→ TASK PROMPT:
Copy every line of the listing that holds the string "will".

Collection entries
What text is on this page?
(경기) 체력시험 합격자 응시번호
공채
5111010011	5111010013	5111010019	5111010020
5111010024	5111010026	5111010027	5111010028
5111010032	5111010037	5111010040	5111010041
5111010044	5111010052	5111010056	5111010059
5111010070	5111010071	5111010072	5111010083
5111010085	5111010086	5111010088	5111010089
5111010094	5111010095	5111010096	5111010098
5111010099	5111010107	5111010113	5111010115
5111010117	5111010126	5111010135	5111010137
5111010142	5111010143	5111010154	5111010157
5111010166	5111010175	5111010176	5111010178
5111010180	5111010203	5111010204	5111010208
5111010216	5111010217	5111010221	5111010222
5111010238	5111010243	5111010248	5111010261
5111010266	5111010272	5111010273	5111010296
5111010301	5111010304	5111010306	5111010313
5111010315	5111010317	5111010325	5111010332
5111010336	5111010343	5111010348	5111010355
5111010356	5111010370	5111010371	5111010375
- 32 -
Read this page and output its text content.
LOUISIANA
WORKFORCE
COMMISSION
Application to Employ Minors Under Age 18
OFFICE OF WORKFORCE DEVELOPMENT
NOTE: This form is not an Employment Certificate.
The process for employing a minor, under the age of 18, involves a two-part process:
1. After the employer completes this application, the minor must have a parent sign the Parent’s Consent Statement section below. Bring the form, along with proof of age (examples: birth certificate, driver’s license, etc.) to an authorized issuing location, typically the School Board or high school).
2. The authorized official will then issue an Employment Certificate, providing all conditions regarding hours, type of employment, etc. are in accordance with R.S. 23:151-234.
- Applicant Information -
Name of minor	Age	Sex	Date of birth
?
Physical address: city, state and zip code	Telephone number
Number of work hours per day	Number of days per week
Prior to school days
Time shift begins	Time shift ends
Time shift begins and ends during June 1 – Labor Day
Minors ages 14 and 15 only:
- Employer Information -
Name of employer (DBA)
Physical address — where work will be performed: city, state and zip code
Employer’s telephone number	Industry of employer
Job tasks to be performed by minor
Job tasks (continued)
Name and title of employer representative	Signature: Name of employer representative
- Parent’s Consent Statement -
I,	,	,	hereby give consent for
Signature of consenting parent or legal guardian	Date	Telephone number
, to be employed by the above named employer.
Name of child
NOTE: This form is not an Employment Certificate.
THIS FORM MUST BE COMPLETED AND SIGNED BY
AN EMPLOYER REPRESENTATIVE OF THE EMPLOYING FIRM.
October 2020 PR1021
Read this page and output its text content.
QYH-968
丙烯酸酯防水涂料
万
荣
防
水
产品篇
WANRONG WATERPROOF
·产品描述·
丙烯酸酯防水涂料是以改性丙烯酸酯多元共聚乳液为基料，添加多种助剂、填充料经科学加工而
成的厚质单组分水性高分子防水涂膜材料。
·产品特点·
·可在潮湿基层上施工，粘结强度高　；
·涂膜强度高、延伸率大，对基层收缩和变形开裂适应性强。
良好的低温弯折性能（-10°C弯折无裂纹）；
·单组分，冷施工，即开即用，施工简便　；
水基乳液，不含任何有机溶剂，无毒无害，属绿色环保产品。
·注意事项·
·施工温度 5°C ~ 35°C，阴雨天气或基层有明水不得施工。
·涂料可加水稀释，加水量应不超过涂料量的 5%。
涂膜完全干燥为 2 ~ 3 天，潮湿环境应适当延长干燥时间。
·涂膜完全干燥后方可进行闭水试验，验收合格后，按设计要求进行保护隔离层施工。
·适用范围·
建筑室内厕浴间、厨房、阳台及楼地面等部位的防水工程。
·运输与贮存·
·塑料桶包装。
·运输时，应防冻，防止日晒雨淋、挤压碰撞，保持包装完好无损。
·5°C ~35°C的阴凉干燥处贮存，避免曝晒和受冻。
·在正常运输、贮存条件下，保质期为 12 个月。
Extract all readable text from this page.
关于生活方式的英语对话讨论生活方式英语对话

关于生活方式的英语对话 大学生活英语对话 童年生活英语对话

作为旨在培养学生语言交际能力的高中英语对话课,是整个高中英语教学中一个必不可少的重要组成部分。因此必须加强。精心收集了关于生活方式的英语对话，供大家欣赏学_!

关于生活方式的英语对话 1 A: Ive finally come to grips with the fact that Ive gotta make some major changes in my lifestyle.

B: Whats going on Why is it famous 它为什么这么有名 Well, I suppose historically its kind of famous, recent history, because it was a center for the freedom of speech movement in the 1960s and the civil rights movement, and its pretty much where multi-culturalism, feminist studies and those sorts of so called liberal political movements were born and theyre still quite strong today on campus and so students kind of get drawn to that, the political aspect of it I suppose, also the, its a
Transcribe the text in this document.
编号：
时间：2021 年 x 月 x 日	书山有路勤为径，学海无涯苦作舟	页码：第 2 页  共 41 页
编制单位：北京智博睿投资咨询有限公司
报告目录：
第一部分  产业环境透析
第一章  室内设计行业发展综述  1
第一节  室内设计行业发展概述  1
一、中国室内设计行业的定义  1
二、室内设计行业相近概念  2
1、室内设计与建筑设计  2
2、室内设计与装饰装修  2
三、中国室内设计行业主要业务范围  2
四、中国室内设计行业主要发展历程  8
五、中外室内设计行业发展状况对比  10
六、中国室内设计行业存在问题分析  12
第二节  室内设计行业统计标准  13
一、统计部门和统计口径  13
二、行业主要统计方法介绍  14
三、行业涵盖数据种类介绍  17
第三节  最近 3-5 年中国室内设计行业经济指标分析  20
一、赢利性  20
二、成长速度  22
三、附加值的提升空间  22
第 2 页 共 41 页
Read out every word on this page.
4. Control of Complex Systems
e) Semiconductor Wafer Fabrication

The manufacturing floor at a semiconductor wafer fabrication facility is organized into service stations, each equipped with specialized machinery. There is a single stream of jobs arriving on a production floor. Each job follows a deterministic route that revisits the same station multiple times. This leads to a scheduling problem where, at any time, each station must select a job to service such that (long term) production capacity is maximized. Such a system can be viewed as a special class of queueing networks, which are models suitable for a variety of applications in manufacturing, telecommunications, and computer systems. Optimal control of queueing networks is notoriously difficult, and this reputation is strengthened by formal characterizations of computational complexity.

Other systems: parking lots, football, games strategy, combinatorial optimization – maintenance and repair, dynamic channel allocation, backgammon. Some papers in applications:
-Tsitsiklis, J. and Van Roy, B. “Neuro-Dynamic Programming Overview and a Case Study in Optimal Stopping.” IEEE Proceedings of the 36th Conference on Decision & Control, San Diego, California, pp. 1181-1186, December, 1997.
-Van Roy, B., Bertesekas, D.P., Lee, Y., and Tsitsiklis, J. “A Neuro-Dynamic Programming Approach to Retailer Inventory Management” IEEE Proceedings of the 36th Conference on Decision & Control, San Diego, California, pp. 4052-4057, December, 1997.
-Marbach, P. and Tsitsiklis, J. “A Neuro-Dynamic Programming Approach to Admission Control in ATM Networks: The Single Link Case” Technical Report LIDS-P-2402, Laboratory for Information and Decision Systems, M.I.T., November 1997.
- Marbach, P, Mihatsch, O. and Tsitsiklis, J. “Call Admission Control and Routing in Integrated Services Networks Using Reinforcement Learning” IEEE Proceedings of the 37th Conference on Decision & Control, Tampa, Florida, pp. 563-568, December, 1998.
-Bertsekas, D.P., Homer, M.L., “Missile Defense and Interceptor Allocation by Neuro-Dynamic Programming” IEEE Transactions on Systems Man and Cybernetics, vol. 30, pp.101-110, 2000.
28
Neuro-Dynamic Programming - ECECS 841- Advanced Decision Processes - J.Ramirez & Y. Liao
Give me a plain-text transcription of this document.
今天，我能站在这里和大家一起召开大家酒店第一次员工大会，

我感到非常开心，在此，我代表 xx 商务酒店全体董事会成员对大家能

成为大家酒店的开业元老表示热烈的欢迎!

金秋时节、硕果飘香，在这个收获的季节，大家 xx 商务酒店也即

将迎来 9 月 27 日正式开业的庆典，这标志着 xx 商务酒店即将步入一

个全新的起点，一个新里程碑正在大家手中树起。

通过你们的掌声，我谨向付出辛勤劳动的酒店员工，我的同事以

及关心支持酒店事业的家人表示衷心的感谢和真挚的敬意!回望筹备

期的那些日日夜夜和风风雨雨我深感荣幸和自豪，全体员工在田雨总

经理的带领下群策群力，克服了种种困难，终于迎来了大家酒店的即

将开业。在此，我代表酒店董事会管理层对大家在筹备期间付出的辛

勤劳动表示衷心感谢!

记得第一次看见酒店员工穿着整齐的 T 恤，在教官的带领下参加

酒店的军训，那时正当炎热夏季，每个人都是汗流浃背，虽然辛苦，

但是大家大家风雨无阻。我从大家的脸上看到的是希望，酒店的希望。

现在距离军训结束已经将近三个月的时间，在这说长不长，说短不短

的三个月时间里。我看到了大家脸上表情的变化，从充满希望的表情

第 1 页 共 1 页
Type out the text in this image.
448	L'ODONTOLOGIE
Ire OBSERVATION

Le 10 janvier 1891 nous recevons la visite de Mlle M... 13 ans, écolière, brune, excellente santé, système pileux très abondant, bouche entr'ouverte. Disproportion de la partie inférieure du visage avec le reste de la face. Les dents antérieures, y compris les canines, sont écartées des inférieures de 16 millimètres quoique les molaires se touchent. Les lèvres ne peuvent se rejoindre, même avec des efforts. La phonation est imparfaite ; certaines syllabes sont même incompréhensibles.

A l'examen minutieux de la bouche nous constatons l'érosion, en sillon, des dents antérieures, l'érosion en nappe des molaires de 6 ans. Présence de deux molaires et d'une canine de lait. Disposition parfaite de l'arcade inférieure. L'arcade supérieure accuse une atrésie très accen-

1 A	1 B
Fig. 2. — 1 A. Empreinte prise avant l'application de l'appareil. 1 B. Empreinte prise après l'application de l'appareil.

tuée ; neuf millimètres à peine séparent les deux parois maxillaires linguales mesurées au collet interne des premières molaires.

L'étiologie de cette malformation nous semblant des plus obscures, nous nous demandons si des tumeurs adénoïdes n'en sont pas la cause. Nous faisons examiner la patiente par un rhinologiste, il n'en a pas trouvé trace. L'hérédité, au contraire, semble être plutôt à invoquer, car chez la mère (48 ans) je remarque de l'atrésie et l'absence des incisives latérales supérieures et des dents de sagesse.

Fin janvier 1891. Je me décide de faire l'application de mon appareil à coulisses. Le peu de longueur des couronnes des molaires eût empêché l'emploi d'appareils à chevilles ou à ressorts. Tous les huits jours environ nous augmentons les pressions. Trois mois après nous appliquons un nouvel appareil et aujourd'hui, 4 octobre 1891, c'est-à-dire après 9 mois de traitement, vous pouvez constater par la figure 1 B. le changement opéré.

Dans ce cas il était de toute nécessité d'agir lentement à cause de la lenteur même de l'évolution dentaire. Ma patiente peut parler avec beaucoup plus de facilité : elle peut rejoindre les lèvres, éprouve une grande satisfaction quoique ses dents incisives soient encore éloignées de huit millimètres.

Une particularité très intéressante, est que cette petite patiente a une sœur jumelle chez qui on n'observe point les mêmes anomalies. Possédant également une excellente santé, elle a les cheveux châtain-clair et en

→ EXERCISE RESULT:
2. The authorized official will then issue an Employment Certificate, providing all conditions regarding hours, type of employment, etc. are in accordance with R.S. 23:151-234.
Physical address — where work will be performed: city, state and zip code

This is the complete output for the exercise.